*Exercise directions*.
Go through the lines below and copy each one that holds the string "kcal".

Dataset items
--- start ---

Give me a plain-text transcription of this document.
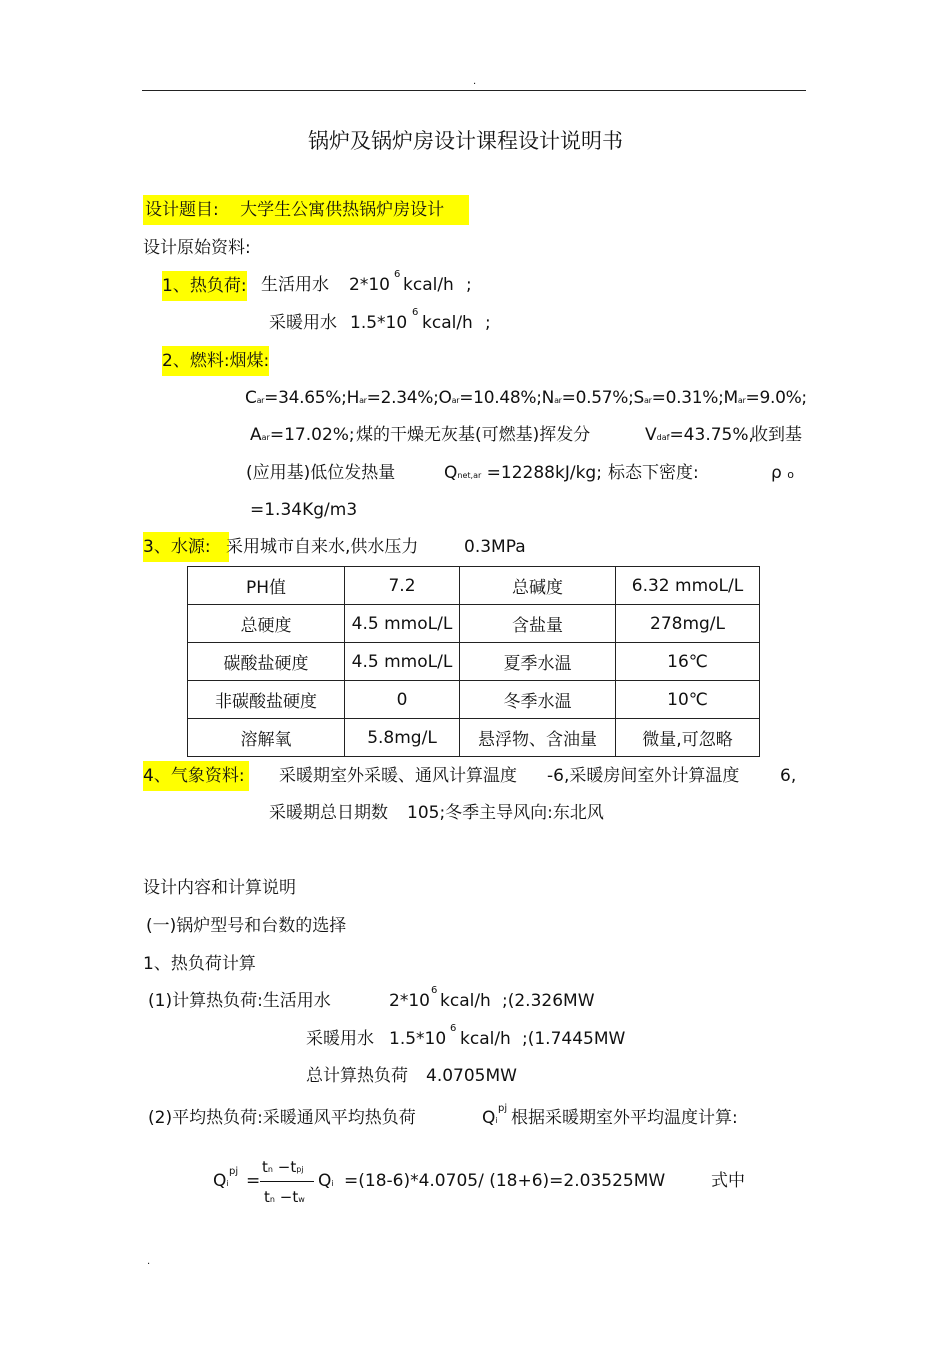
.
锅炉及锅炉房设计课程设计说明书
设计题目: 大学生公寓供热锅炉房设计
设计原始资料:
1、热负荷: 生活用水 2*10
6
kcal/h ;
采暖用水 1.5*10
6
kcal/h ;
2、燃料:烟煤:
Car=34.65%;Har=2.34%;Oar=10.48%;Nar=0.57%;Sar=0.31%;Mar=9.0%;
Aar=17.02%; 煤的干燥无灰基(可燃基)挥发分	Vdaf=43.75%,
收到基
(应用基)低位发热量	Qnet,ar =12288kJ/kg; 标态下密度:	ρ o
=1.34Kg/m3
3、水源: 采用城市自来水,供水压力	0.3MPa
PH值	7.2	总碱度	6.32 mmoL/L
总硬度	4.5 mmoL/L	含盐量	278mg/L
碳酸盐硬度	4.5 mmoL/L	夏季水温	16℃
非碳酸盐硬度	0	冬季水温	10℃
溶解氧	5.8mg/L	悬浮物、含油量	微量,可忽略
4、气象资料: 采暖期室外采暖、通风计算温度 -6,采暖房间室外计算温度 6,
采暖期总日期数 105;冬季主导风向:东北风
设计内容和计算说明
(一)锅炉型号和台数的选择
1、热负荷计算
(1)计算热负荷:生活用水	2*10
6
kcal/h ;(2.326MW
采暖用水 1.5*10
6
kcal/h ;(1.7445MW
总计算热负荷 4.0705MW
(2)平均热负荷:采暖通风平均热负荷	Qi
pj 根据采暖期室外平均温度计算:
Qi
pj =
tn −tpj
tn −tw
Qi =(18-6)*4.0705/ (18+6)=2.03525MW	式中
.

--- end ---

*Exercise result*.
kcal/h ;
kcal/h ;
kcal/h ;(2.326MW
kcal/h ;(1.7445MW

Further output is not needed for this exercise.